## The problem
Write out the material exactly. Do not include the pictures.

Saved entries

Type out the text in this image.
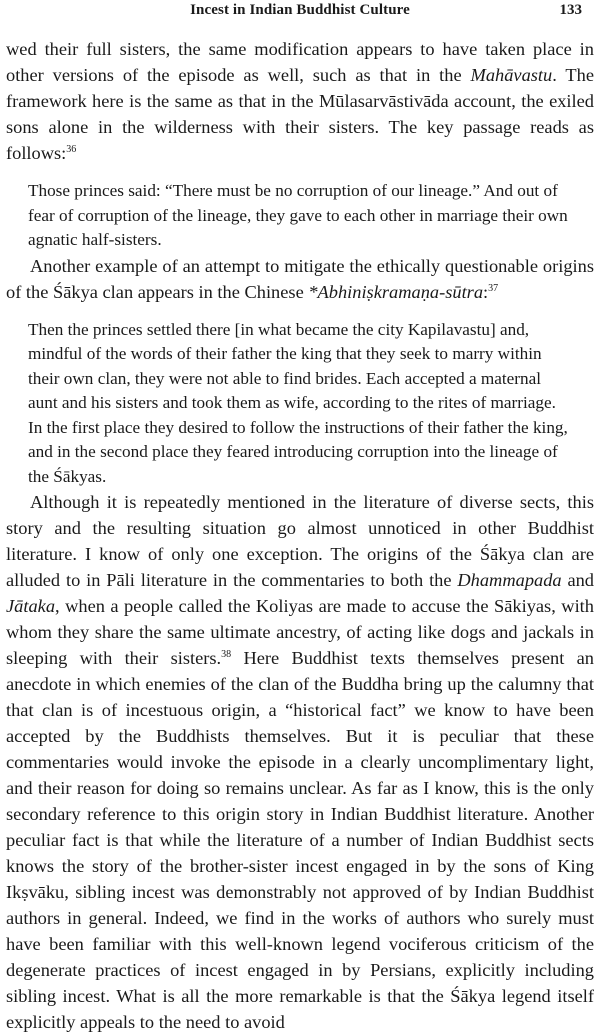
Incest in Indian Buddhist Culture	133

wed their full sisters, the same modification appears to have taken place in other versions of the episode as well, such as that in the Mahāvastu. The framework here is the same as that in the Mūlasarvāstivāda account, the exiled sons alone in the wilderness with their sisters. The key passage reads as follows:$^{36}$

Those princes said: “There must be no corruption of our lineage.” And out of fear of corruption of the lineage, they gave to each other in marriage their own agnatic half-sisters.

Another example of an attempt to mitigate the ethically questionable origins of the Śākya clan appears in the Chinese *Abhiniṣkramaṇa-sūtra:$^{37}$

Then the princes settled there [in what became the city Kapilavastu] and, mindful of the words of their father the king that they seek to marry within their own clan, they were not able to find brides. Each accepted a maternal aunt and his sisters and took them as wife, according to the rites of marriage. In the first place they desired to follow the instructions of their father the king, and in the second place they feared introducing corruption into the lineage of the Śākyas.

Although it is repeatedly mentioned in the literature of diverse sects, this story and the resulting situation go almost unnoticed in other Buddhist literature. I know of only one exception. The origins of the Śākya clan are alluded to in Pāli literature in the commentaries to both the Dhammapada and Jātaka, when a people called the Koliyas are made to accuse the Sākiyas, with whom they share the same ultimate ancestry, of acting like dogs and jackals in sleeping with their sisters.$^{38}$ Here Buddhist texts themselves present an anecdote in which enemies of the clan of the Buddha bring up the calumny that that clan is of incestuous origin, a “historical fact” we know to have been accepted by the Buddhists themselves. But it is peculiar that these commentaries would invoke the episode in a clearly uncomplimentary light, and their reason for doing so remains unclear. As far as I know, this is the only secondary reference to this origin story in Indian Buddhist literature. Another peculiar fact is that while the literature of a number of Indian Buddhist sects knows the story of the brother-sister incest engaged in by the sons of King Ikṣvāku, sibling incest was demonstrably not approved of by Indian Buddhist authors in general. Indeed, we find in the works of authors who surely must have been familiar with this well-known legend vociferous criticism of the degenerate practices of incest engaged in by Persians, explicitly including sibling incest. What is all the more remarkable is that the Śākya legend itself explicitly appeals to the need to avoid
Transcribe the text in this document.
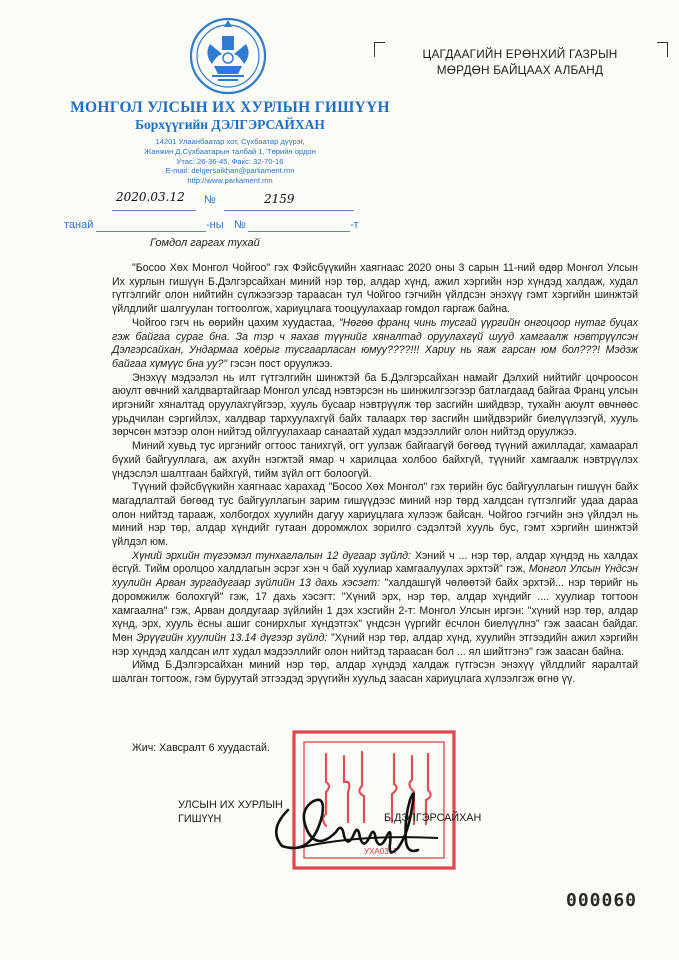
МОНГОЛ УЛСЫН ИХ ХУРЛЫН ГИШҮҮН
Борхүүгийн ДЭЛГЭРСАЙХАН
14201 Улаанбаатар хот, Сүхбаатар дүүрэг,
Жанжин Д.Сүхбаатарын талбай 1, Төрийн ордон
Утас: 26-36-45, Факс: 32-70-16
E-mail: delgersaikhan@parliament.mn
http://www.parliament.mn
ЦАГДААГИЙН ЕРӨНХИЙ ГАЗРЫН
МӨРДӨН БАЙЦААХ АЛБАНД
2020.03.12 №	2159
танай	-ны №	-т
Гомдол гаргах тухай

"Босоо Хөх Монгол Чойгоо" гэх Фэйсбүүкийн хаягнаас 2020 оны 3 сарын 11-ний өдөр Монгол Улсын Их хурлын гишүүн Б.Дэлгэрсайхан миний нэр төр, алдар хүнд, ажил хэргийн нэр хүндэд халдаж, худал гүтгэлгийг олон нийтийн сүлжээгээр тараасан тул Чойгоо гэгчийн үйлдсэн энэхүү гэмт хэргийн шинжтэй үйлдлийг шалгуулан тогтоолгож, хариуцлага тооцуулахаар гомдол гаргаж байна.

Чойгоо гэгч нь өөрийн цахим хуудастаа, "Нөгөө франц чинь тусгай үүргийн онгоцоор нутаг буцах гэж байгаа сураг бна. За тэр ч яахав түүнийг хяналтад оруулахгүй шууд хамгаалж нэвтрүүлсэн Дэлгэрсайхан, Ундармаа хоёрыг тусгаарласан юмуу????!!! Хариу нь яаж гарсан юм бол???! Мэдэж байгаа хүмүүс бна уу?" гэсэн пост оруулжээ.

Энэхүү мэдээлэл нь илт гүтгэлгийн шинжтэй ба Б.Дэлгэрсайхан намайг Дэлхий нийтийг цочроосон аюулт өвчний халдвартайгаар Монгол улсад нэвтэрсэн нь шинжилгээгээр батлагдаад байгаа Франц улсын иргэнийг хяналтад оруулахгүйгээр, хууль бусаар нэвтрүүлж төр засгийн шийдвэр, тухайн аюулт өвчнөөс урьдчилан сэргийлэх, халдвар тархуулахгүй байх талаарх төр засгийн шийдвэрийг биелүүлээгүй, хууль зөрчсөн мэтээр олон нийтэд ойлгуулахаар санаатай худал мэдээллийг олон нийтэд оруулжээ.

Миний хувьд тус иргэнийг огтоос танихгүй, огт уулзаж байгаагүй бөгөөд түүний ажилладаг, хамаарал бүхий байгууллага, аж ахуйн нэгжтэй ямар ч харилцаа холбоо байхгүй, түүнийг хамгаалж нэвтрүүлэх үндэслэл шалтгаан байхгүй, тийм зүйл огт болоогүй.

Түүний фэйсбүүкийн хаягнаас харахад "Босоо Хөх Монгол" гэх төрийн бус байгууллагын гишүүн байх магадлалтай бөгөөд тус байгууллагын зарим гишүүдээс миний нэр төрд халдсан гүтгэлгийг удаа дараа олон нийтэд тарааж, холбогдох хуулийн дагуу хариуцлага хүлээж байсан. Чойгоо гэгчийн энэ үйлдэл нь миний нэр төр, алдар хүндийг гутаан доромжлох зорилго сэдэлтэй хууль бус, гэмт хэргийн шинжтэй үйлдэл юм.

Хүний эрхийн түгээмэл тунхаглалын 12 дугаар зүйлд: Хэний ч ... нэр төр, алдар хүндэд нь халдах ёсгүй. Тийм оролцоо халдлагын эсрэг хэн ч бай хуулиар хамгаалуулах эрхтэй" гэж, Монгол Улсын Үндсэн хуулийн Арван зургадугаар зүйлийн 13 дахь хэсэгт: "халдашгүй чөлөөтэй байх эрхтэй... нэр төрийг нь доромжилж болохгүй" гэж, 17 дахь хэсэгт: "Хүний эрх, нэр төр, алдар хүндийг .... хуулиар тогтоон хамгаална" гэж, Арван долдугаар зүйлийн 1 дэх хэсгийн 2-т: Монгол Улсын иргэн: "хүний нэр төр, алдар хүнд, эрх, хууль ёсны ашиг сонирхлыг хүндэтгэх" үндсэн үүргийг ёсчлон биелүүлнэ" гэж заасан байдаг. Мөн Эрүүгийн хуулийн 13.14 дүгээр зүйлд: "Хүний нэр төр, алдар хүнд, хуулийн этгээдийн ажил хэргийн нэр хүндэд халдсан илт худал мэдээллийг олон нийтэд тараасан бол ... ял шийтгэнэ" гэж заасан байна.

Иймд Б.Дэлгэрсайхан миний нэр төр, алдар хүндэд халдаж гүтгэсэн энэхүү үйлдлийг яаралтай шалган тогтоож, гэм буруутай этгээдэд эрүүгийн хуульд заасан хариуцлага хүлээлгэж өгнө үү.

Жич: Хавсралт 6 хуудастай.
УХА0317
УЛСЫН ИХ ХУРЛЫН
ГИШҮҮН	Б.ДЭЛГЭРСАЙХАН
000060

## Task response
Type out the text in this image.
Incest in Indian Buddhist Culture	133

wed their full sisters, the same modification appears to have taken place in other versions of the episode as well, such as that in the Mahāvastu. The framework here is the same as that in the Mūlasarvāstivāda account, the exiled sons alone in the wilderness with their sisters. The key passage reads as follows:$^{36}$

Those princes said: “There must be no corruption of our lineage.” And out of fear of corruption of the lineage, they gave to each other in marriage their own agnatic half-sisters.

Another example of an attempt to mitigate the ethically questionable origins of the Śākya clan appears in the Chinese *Abhiniṣkramaṇa-sūtra:$^{37}$

Then the princes settled there [in what became the city Kapilavastu] and, mindful of the words of their father the king that they seek to marry within their own clan, they were not able to find brides. Each accepted a maternal aunt and his sisters and took them as wife, according to the rites of marriage. In the first place they desired to follow the instructions of their father the king, and in the second place they feared introducing corruption into the lineage of the Śākyas.

Although it is repeatedly mentioned in the literature of diverse sects, this story and the resulting situation go almost unnoticed in other Buddhist literature. I know of only one exception. The origins of the Śākya clan are alluded to in Pāli literature in the commentaries to both the Dhammapada and Jātaka, when a people called the Koliyas are made to accuse the Sākiyas, with whom they share the same ultimate ancestry, of acting like dogs and jackals in sleeping with their sisters.$^{38}$ Here Buddhist texts themselves present an anecdote in which enemies of the clan of the Buddha bring up the calumny that that clan is of incestuous origin, a “historical fact” we know to have been accepted by the Buddhists themselves. But it is peculiar that these commentaries would invoke the episode in a clearly uncomplimentary light, and their reason for doing so remains unclear. As far as I know, this is the only secondary reference to this origin story in Indian Buddhist literature. Another peculiar fact is that while the literature of a number of Indian Buddhist sects knows the story of the brother-sister incest engaged in by the sons of King Ikṣvāku, sibling incest was demonstrably not approved of by Indian Buddhist authors in general. Indeed, we find in the works of authors who surely must have been familiar with this well-known legend vociferous criticism of the degenerate practices of incest engaged in by Persians, explicitly including sibling incest. What is all the more remarkable is that the Śākya legend itself explicitly appeals to the need to avoid
Transcribe the text in this document.
МОНГОЛ УЛСЫН ИХ ХУРЛЫН ГИШҮҮН
Борхүүгийн ДЭЛГЭРСАЙХАН
14201 Улаанбаатар хот, Сүхбаатар дүүрэг,
Жанжин Д.Сүхбаатарын талбай 1, Төрийн ордон
Утас: 26-36-45, Факс: 32-70-16
E-mail: delgersaikhan@parliament.mn
http://www.parliament.mn
ЦАГДААГИЙН ЕРӨНХИЙ ГАЗРЫН
МӨРДӨН БАЙЦААХ АЛБАНД
2020.03.12 №	2159
танай	-ны №	-т
Гомдол гаргах тухай

"Босоо Хөх Монгол Чойгоо" гэх Фэйсбүүкийн хаягнаас 2020 оны 3 сарын 11-ний өдөр Монгол Улсын Их хурлын гишүүн Б.Дэлгэрсайхан миний нэр төр, алдар хүнд, ажил хэргийн нэр хүндэд халдаж, худал гүтгэлгийг олон нийтийн сүлжээгээр тараасан тул Чойгоо гэгчийн үйлдсэн энэхүү гэмт хэргийн шинжтэй үйлдлийг шалгуулан тогтоолгож, хариуцлага тооцуулахаар гомдол гаргаж байна.

Чойгоо гэгч нь өөрийн цахим хуудастаа, "Нөгөө франц чинь тусгай үүргийн онгоцоор нутаг буцах гэж байгаа сураг бна. За тэр ч яахав түүнийг хяналтад оруулахгүй шууд хамгаалж нэвтрүүлсэн Дэлгэрсайхан, Ундармаа хоёрыг тусгаарласан юмуу????!!! Хариу нь яаж гарсан юм бол???! Мэдэж байгаа хүмүүс бна уу?" гэсэн пост оруулжээ.

Энэхүү мэдээлэл нь илт гүтгэлгийн шинжтэй ба Б.Дэлгэрсайхан намайг Дэлхий нийтийг цочроосон аюулт өвчний халдвартайгаар Монгол улсад нэвтэрсэн нь шинжилгээгээр батлагдаад байгаа Франц улсын иргэнийг хяналтад оруулахгүйгээр, хууль бусаар нэвтрүүлж төр засгийн шийдвэр, тухайн аюулт өвчнөөс урьдчилан сэргийлэх, халдвар тархуулахгүй байх талаарх төр засгийн шийдвэрийг биелүүлээгүй, хууль зөрчсөн мэтээр олон нийтэд ойлгуулахаар санаатай худал мэдээллийг олон нийтэд оруулжээ.

Миний хувьд тус иргэнийг огтоос танихгүй, огт уулзаж байгаагүй бөгөөд түүний ажилладаг, хамаарал бүхий байгууллага, аж ахуйн нэгжтэй ямар ч харилцаа холбоо байхгүй, түүнийг хамгаалж нэвтрүүлэх үндэслэл шалтгаан байхгүй, тийм зүйл огт болоогүй.

Түүний фэйсбүүкийн хаягнаас харахад "Босоо Хөх Монгол" гэх төрийн бус байгууллагын гишүүн байх магадлалтай бөгөөд тус байгууллагын зарим гишүүдээс миний нэр төрд халдсан гүтгэлгийг удаа дараа олон нийтэд тарааж, холбогдох хуулийн дагуу хариуцлага хүлээж байсан. Чойгоо гэгчийн энэ үйлдэл нь миний нэр төр, алдар хүндийг гутаан доромжлох зорилго сэдэлтэй хууль бус, гэмт хэргийн шинжтэй үйлдэл юм.

Хүний эрхийн түгээмэл тунхаглалын 12 дугаар зүйлд: Хэний ч ... нэр төр, алдар хүндэд нь халдах ёсгүй. Тийм оролцоо халдлагын эсрэг хэн ч бай хуулиар хамгаалуулах эрхтэй" гэж, Монгол Улсын Үндсэн хуулийн Арван зургадугаар зүйлийн 13 дахь хэсэгт: "халдашгүй чөлөөтэй байх эрхтэй... нэр төрийг нь доромжилж болохгүй" гэж, 17 дахь хэсэгт: "Хүний эрх, нэр төр, алдар хүндийг .... хуулиар тогтоон хамгаална" гэж, Арван долдугаар зүйлийн 1 дэх хэсгийн 2-т: Монгол Улсын иргэн: "хүний нэр төр, алдар хүнд, эрх, хууль ёсны ашиг сонирхлыг хүндэтгэх" үндсэн үүргийг ёсчлон биелүүлнэ" гэж заасан байдаг. Мөн Эрүүгийн хуулийн 13.14 дүгээр зүйлд: "Хүний нэр төр, алдар хүнд, хуулийн этгээдийн ажил хэргийн нэр хүндэд халдсан илт худал мэдээллийг олон нийтэд тараасан бол ... ял шийтгэнэ" гэж заасан байна.

Иймд Б.Дэлгэрсайхан миний нэр төр, алдар хүндэд халдаж гүтгэсэн энэхүү үйлдлийг яаралтай шалган тогтоож, гэм буруутай этгээдэд эрүүгийн хуульд заасан хариуцлага хүлээлгэж өгнө үү.

Жич: Хавсралт 6 хуудастай.
УХА0317
УЛСЫН ИХ ХУРЛЫН
ГИШҮҮН	Б.ДЭЛГЭРСАЙХАН
000060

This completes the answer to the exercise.